• **What the task requires**
Pictures do not belong in your copy. Repeat all the other data exactly.

Figure data in JSON

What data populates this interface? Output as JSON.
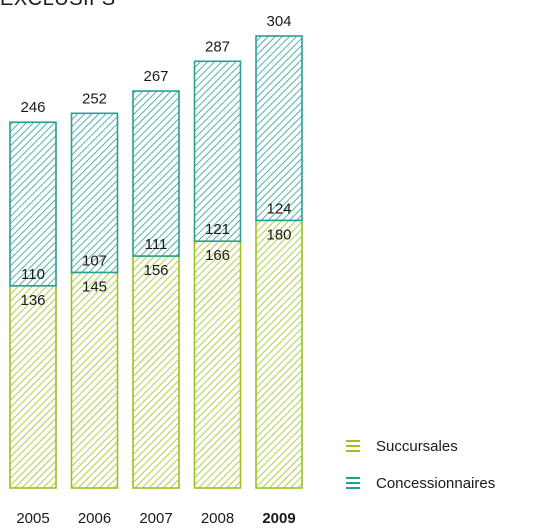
{
  "title": "EXCLUSIFS",
  "chart_data": {
    "type": "bar",
    "stacked": true,
    "categories": [
      "2005",
      "2006",
      "2007",
      "2008",
      "2009"
    ],
    "highlight_category": "2009",
    "series": [
      {
        "name": "Succursales",
        "values": [
          136,
          145,
          156,
          166,
          180
        ],
        "color": "#9bc31f"
      },
      {
        "name": "Concessionnaires",
        "values": [
          110,
          107,
          111,
          121,
          124
        ],
        "color": "#2a9d94"
      }
    ],
    "totals": [
      246,
      252,
      267,
      287,
      304
    ],
    "ylim": [
      0,
      304
    ],
    "grid": false,
    "legend_position": "bottom-right"
  }
}
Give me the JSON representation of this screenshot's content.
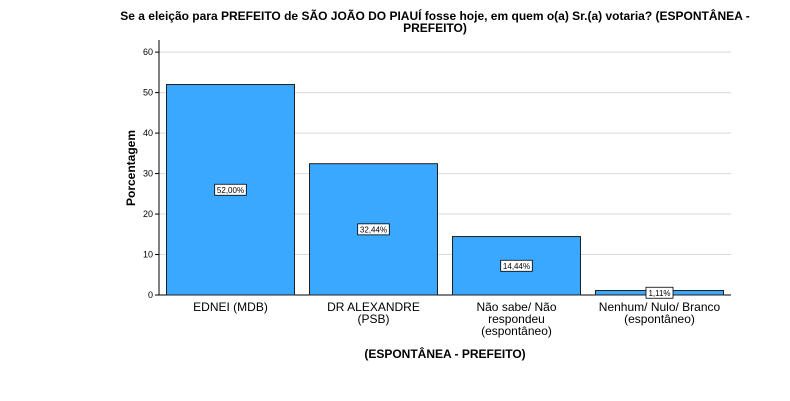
{
  "chart_data": {
    "type": "bar",
    "title": "Se a eleição para PREFEITO de SÃO JOÃO DO PIAUÍ fosse hoje, em quem o(a) Sr.(a) votaria? (ESPONTÂNEA - PREFEITO)",
    "xlabel": "(ESPONTÂNEA - PREFEITO)",
    "ylabel": "Porcentagem",
    "categories": [
      [
        "EDNEI (MDB)"
      ],
      [
        "DR ALEXANDRE",
        "(PSB)"
      ],
      [
        "Não sabe/ Não",
        "respondeu",
        "(espontâneo)"
      ],
      [
        "Nenhum/ Nulo/ Branco",
        "(espontâneo)"
      ]
    ],
    "values": [
      52.0,
      32.44,
      14.44,
      1.11
    ],
    "data_labels": [
      "52,00%",
      "32,44%",
      "14,44%",
      "1,11%"
    ],
    "ylim": [
      0,
      63
    ],
    "yticks": [
      0,
      10,
      20,
      30,
      40,
      50,
      60
    ],
    "grid": true,
    "bar_color": "#3aa8ff",
    "bar_edge_color": "#1f1f1f"
  }
}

• **Written solution**
What data populates this interface? Output as JSON.
{
  "title": "EXCLUSIFS",
  "chart_data": {
    "type": "bar",
    "stacked": true,
    "categories": [
      "2005",
      "2006",
      "2007",
      "2008",
      "2009"
    ],
    "highlight_category": "2009",
    "series": [
      {
        "name": "Succursales",
        "values": [
          136,
          145,
          156,
          166,
          180
        ],
        "color": "#9bc31f"
      },
      {
        "name": "Concessionnaires",
        "values": [
          110,
          107,
          111,
          121,
          124
        ],
        "color": "#2a9d94"
      }
    ],
    "totals": [
      246,
      252,
      267,
      287,
      304
    ],
    "ylim": [
      0,
      304
    ],
    "grid": false,
    "legend_position": "bottom-right"
  }
}
Give me the JSON representation of this screenshot's content.
{
  "chart_data": {
    "type": "bar",
    "title": "Se a eleição para PREFEITO de SÃO JOÃO DO PIAUÍ fosse hoje, em quem o(a) Sr.(a) votaria? (ESPONTÂNEA - PREFEITO)",
    "xlabel": "(ESPONTÂNEA - PREFEITO)",
    "ylabel": "Porcentagem",
    "categories": [
      [
        "EDNEI (MDB)"
      ],
      [
        "DR ALEXANDRE",
        "(PSB)"
      ],
      [
        "Não sabe/ Não",
        "respondeu",
        "(espontâneo)"
      ],
      [
        "Nenhum/ Nulo/ Branco",
        "(espontâneo)"
      ]
    ],
    "values": [
      52.0,
      32.44,
      14.44,
      1.11
    ],
    "data_labels": [
      "52,00%",
      "32,44%",
      "14,44%",
      "1,11%"
    ],
    "ylim": [
      0,
      63
    ],
    "yticks": [
      0,
      10,
      20,
      30,
      40,
      50,
      60
    ],
    "grid": true,
    "bar_color": "#3aa8ff",
    "bar_edge_color": "#1f1f1f"
  }
}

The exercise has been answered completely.